Exercise description | Out of the lines below, please list those that hold the string "motor".

Exercise materials |
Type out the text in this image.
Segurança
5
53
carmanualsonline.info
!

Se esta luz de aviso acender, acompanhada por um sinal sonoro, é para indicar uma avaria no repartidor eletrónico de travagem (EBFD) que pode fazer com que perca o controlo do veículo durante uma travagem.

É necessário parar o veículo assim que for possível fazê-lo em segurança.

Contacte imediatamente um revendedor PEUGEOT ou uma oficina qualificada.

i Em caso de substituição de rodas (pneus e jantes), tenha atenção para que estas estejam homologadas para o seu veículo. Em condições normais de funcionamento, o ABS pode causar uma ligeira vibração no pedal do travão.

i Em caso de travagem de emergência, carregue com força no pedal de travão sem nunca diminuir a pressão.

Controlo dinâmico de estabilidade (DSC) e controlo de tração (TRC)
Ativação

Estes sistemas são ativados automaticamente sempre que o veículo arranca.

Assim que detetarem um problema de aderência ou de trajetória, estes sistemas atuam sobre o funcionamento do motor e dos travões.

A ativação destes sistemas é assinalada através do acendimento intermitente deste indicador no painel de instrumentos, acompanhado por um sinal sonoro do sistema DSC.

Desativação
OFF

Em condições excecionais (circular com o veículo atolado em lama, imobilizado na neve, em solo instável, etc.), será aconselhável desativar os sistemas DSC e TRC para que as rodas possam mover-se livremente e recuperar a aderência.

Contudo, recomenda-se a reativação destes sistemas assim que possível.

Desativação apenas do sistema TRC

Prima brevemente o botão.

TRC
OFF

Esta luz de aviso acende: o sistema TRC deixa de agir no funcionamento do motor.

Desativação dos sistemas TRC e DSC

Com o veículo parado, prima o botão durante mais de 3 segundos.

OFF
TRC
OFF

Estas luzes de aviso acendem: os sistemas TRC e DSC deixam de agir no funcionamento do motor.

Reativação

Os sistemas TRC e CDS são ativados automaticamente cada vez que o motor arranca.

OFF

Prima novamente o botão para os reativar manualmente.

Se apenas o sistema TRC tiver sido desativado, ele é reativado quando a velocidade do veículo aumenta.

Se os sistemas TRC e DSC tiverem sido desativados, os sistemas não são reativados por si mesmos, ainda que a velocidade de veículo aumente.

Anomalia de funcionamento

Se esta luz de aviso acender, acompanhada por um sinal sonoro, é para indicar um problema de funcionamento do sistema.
==
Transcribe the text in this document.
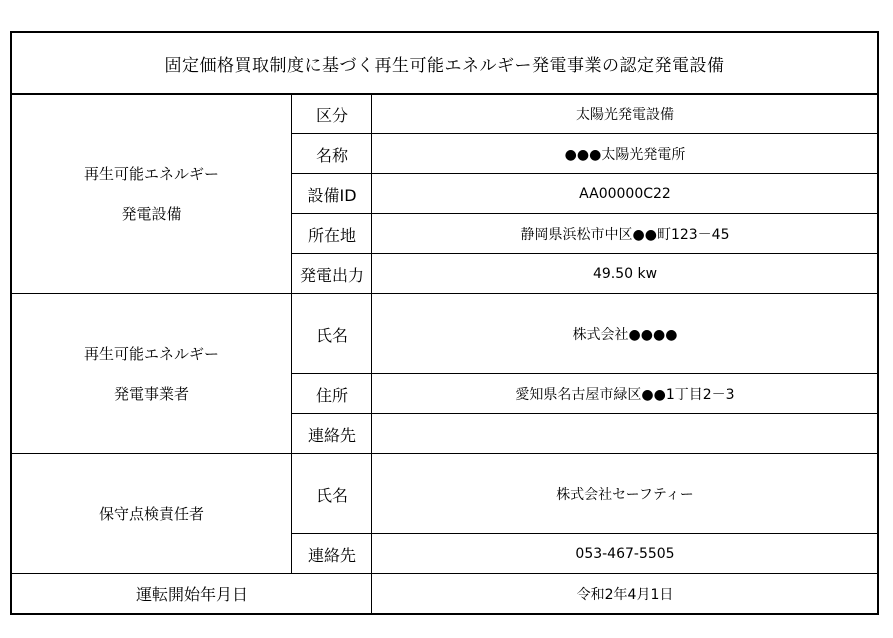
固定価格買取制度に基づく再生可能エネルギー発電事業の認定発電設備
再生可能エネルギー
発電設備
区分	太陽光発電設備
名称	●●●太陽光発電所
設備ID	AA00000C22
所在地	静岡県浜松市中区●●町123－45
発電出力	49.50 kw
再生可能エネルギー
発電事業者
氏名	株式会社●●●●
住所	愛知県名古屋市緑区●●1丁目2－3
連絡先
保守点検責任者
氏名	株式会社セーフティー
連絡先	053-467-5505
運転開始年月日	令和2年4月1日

Task result |
Assim que detetarem um problema de aderência ou de trajetória, estes sistemas atuam sobre o funcionamento do motor e dos travões.
Esta luz de aviso acende: o sistema TRC deixa de agir no funcionamento do motor.
Estas luzes de aviso acendem: os sistemas TRC e DSC deixam de agir no funcionamento do motor.
Os sistemas TRC e CDS são ativados automaticamente cada vez que o motor arranca.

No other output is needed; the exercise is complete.